===== Data shown =====
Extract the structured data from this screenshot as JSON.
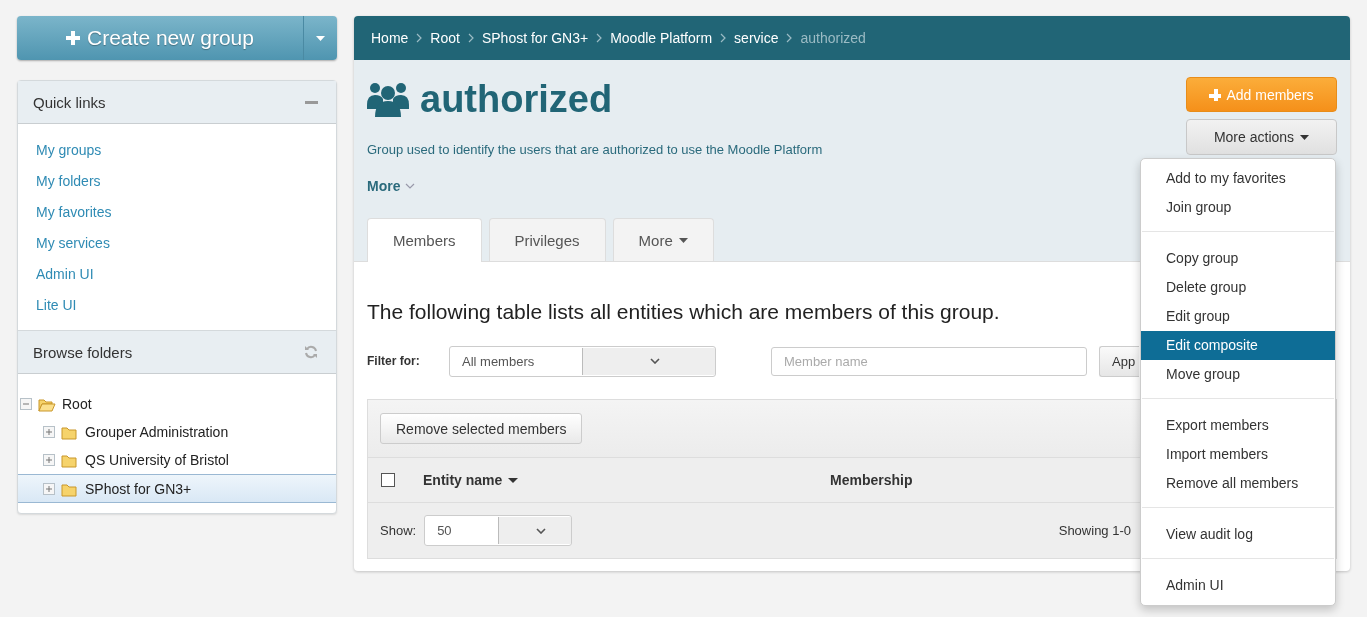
{
  "create_button": {
    "label": "Create new group"
  },
  "quick_links": {
    "title": "Quick links",
    "expanded": true,
    "items": [
      "My groups",
      "My folders",
      "My favorites",
      "My services",
      "Admin UI",
      "Lite UI"
    ]
  },
  "browse_folders": {
    "title": "Browse folders",
    "tree": [
      {
        "label": "Root",
        "expanded": true,
        "selected": false,
        "children": [
          {
            "label": "Grouper Administration",
            "expanded": false,
            "selected": false
          },
          {
            "label": "QS University of Bristol",
            "expanded": false,
            "selected": false
          },
          {
            "label": "SPhost for GN3+",
            "expanded": false,
            "selected": true
          }
        ]
      }
    ]
  },
  "breadcrumbs": [
    {
      "label": "Home",
      "current": false
    },
    {
      "label": "Root",
      "current": false
    },
    {
      "label": "SPhost for GN3+",
      "current": false
    },
    {
      "label": "Moodle Platform",
      "current": false
    },
    {
      "label": "service",
      "current": false
    },
    {
      "label": "authorized",
      "current": true
    }
  ],
  "group": {
    "title": "authorized",
    "description": "Group used to identify the users that are authorized to use the Moodle Platform",
    "more": "More"
  },
  "add_members_button": "Add members",
  "more_actions_button": "More actions",
  "tabs": [
    {
      "label": "Members",
      "selected": true,
      "dropdown": false
    },
    {
      "label": "Privileges",
      "selected": false,
      "dropdown": false
    },
    {
      "label": "More",
      "selected": false,
      "dropdown": true
    }
  ],
  "members": {
    "heading": "The following table lists all entities which are members of this group.",
    "filter_label": "Filter for:",
    "filter_value": "All members",
    "name_placeholder": "Member name",
    "apply_button": "App",
    "remove_button": "Remove selected members",
    "columns": [
      {
        "label": "Entity name",
        "sorted": true
      },
      {
        "label": "Membership",
        "sorted": false
      }
    ],
    "select_all_checked": false,
    "show_label": "Show:",
    "show_value": "50",
    "showing": "Showing 1-0"
  },
  "actions_menu": [
    {
      "items": [
        {
          "label": "Add to my favorites",
          "selected": false
        },
        {
          "label": "Join group",
          "selected": false
        }
      ]
    },
    {
      "items": [
        {
          "label": "Copy group",
          "selected": false
        },
        {
          "label": "Delete group",
          "selected": false
        },
        {
          "label": "Edit group",
          "selected": false
        },
        {
          "label": "Edit composite",
          "selected": true
        },
        {
          "label": "Move group",
          "selected": false
        }
      ]
    },
    {
      "items": [
        {
          "label": "Export members",
          "selected": false
        },
        {
          "label": "Import members",
          "selected": false
        },
        {
          "label": "Remove all members",
          "selected": false
        }
      ]
    },
    {
      "items": [
        {
          "label": "View audit log",
          "selected": false
        }
      ]
    },
    {
      "items": [
        {
          "label": "Admin UI",
          "selected": false
        }
      ]
    }
  ]
}
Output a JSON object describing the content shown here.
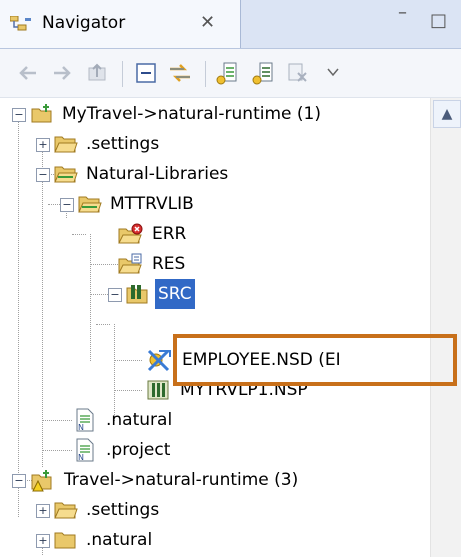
{
  "view": {
    "title": "Navigator",
    "close_glyph": "✕",
    "minimize_glyph": "–",
    "maximize_glyph": "□"
  },
  "toolbar": {
    "buttons": [
      "back-icon",
      "forward-icon",
      "up-icon",
      "collapse-all-icon",
      "link-with-editor-icon",
      "new-source-icon",
      "new-program-icon",
      "filter-icon",
      "view-menu-icon"
    ]
  },
  "tree": {
    "project1": {
      "label": "MyTravel->natural-runtime (1)"
    },
    "settings1": {
      "label": ".settings"
    },
    "natural_libraries": {
      "label": "Natural-Libraries"
    },
    "mttrvlib": {
      "label": "MTTRVLIB"
    },
    "err": {
      "label": "ERR"
    },
    "res": {
      "label": "RES"
    },
    "src": {
      "label": "SRC"
    },
    "employee": {
      "label": "EMPLOYEE.NSD (EI"
    },
    "mytrvlp1": {
      "label": "MYTRVLP1.NSP"
    },
    "natural": {
      "label": ".natural"
    },
    "project_file": {
      "label": ".project"
    },
    "project2": {
      "label": "Travel->natural-runtime (3)"
    },
    "settings2": {
      "label": ".settings"
    },
    "partial": {
      "label": ".natural"
    }
  },
  "colors": {
    "selection": "#3169c6",
    "callout": "#c8701a",
    "folder": "#e9c86a"
  }
}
=====
# What is required:
Copy the records above exactly. The pictures are not part of the copy.

# Task output:
Extract the structured data from this screenshot as JSON.
{
  "create_button": {
    "label": "Create new group"
  },
  "quick_links": {
    "title": "Quick links",
    "expanded": true,
    "items": [
      "My groups",
      "My folders",
      "My favorites",
      "My services",
      "Admin UI",
      "Lite UI"
    ]
  },
  "browse_folders": {
    "title": "Browse folders",
    "tree": [
      {
        "label": "Root",
        "expanded": true,
        "selected": false,
        "children": [
          {
            "label": "Grouper Administration",
            "expanded": false,
            "selected": false
          },
          {
            "label": "QS University of Bristol",
            "expanded": false,
            "selected": false
          },
          {
            "label": "SPhost for GN3+",
            "expanded": false,
            "selected": true
          }
        ]
      }
    ]
  },
  "breadcrumbs": [
    {
      "label": "Home",
      "current": false
    },
    {
      "label": "Root",
      "current": false
    },
    {
      "label": "SPhost for GN3+",
      "current": false
    },
    {
      "label": "Moodle Platform",
      "current": false
    },
    {
      "label": "service",
      "current": false
    },
    {
      "label": "authorized",
      "current": true
    }
  ],
  "group": {
    "title": "authorized",
    "description": "Group used to identify the users that are authorized to use the Moodle Platform",
    "more": "More"
  },
  "add_members_button": "Add members",
  "more_actions_button": "More actions",
  "tabs": [
    {
      "label": "Members",
      "selected": true,
      "dropdown": false
    },
    {
      "label": "Privileges",
      "selected": false,
      "dropdown": false
    },
    {
      "label": "More",
      "selected": false,
      "dropdown": true
    }
  ],
  "members": {
    "heading": "The following table lists all entities which are members of this group.",
    "filter_label": "Filter for:",
    "filter_value": "All members",
    "name_placeholder": "Member name",
    "apply_button": "App",
    "remove_button": "Remove selected members",
    "columns": [
      {
        "label": "Entity name",
        "sorted": true
      },
      {
        "label": "Membership",
        "sorted": false
      }
    ],
    "select_all_checked": false,
    "show_label": "Show:",
    "show_value": "50",
    "showing": "Showing 1-0"
  },
  "actions_menu": [
    {
      "items": [
        {
          "label": "Add to my favorites",
          "selected": false
        },
        {
          "label": "Join group",
          "selected": false
        }
      ]
    },
    {
      "items": [
        {
          "label": "Copy group",
          "selected": false
        },
        {
          "label": "Delete group",
          "selected": false
        },
        {
          "label": "Edit group",
          "selected": false
        },
        {
          "label": "Edit composite",
          "selected": true
        },
        {
          "label": "Move group",
          "selected": false
        }
      ]
    },
    {
      "items": [
        {
          "label": "Export members",
          "selected": false
        },
        {
          "label": "Import members",
          "selected": false
        },
        {
          "label": "Remove all members",
          "selected": false
        }
      ]
    },
    {
      "items": [
        {
          "label": "View audit log",
          "selected": false
        }
      ]
    },
    {
      "items": [
        {
          "label": "Admin UI",
          "selected": false
        }
      ]
    }
  ]
}
Output a JSON object describing the content shown here.
{
  "view": {
    "title": "Navigator",
    "close_glyph": "✕",
    "minimize_glyph": "–",
    "maximize_glyph": "□"
  },
  "toolbar": {
    "buttons": [
      "back-icon",
      "forward-icon",
      "up-icon",
      "collapse-all-icon",
      "link-with-editor-icon",
      "new-source-icon",
      "new-program-icon",
      "filter-icon",
      "view-menu-icon"
    ]
  },
  "tree": {
    "project1": {
      "label": "MyTravel->natural-runtime (1)"
    },
    "settings1": {
      "label": ".settings"
    },
    "natural_libraries": {
      "label": "Natural-Libraries"
    },
    "mttrvlib": {
      "label": "MTTRVLIB"
    },
    "err": {
      "label": "ERR"
    },
    "res": {
      "label": "RES"
    },
    "src": {
      "label": "SRC"
    },
    "employee": {
      "label": "EMPLOYEE.NSD (EI"
    },
    "mytrvlp1": {
      "label": "MYTRVLP1.NSP"
    },
    "natural": {
      "label": ".natural"
    },
    "project_file": {
      "label": ".project"
    },
    "project2": {
      "label": "Travel->natural-runtime (3)"
    },
    "settings2": {
      "label": ".settings"
    },
    "partial": {
      "label": ".natural"
    }
  },
  "colors": {
    "selection": "#3169c6",
    "callout": "#c8701a",
    "folder": "#e9c86a"
  }
}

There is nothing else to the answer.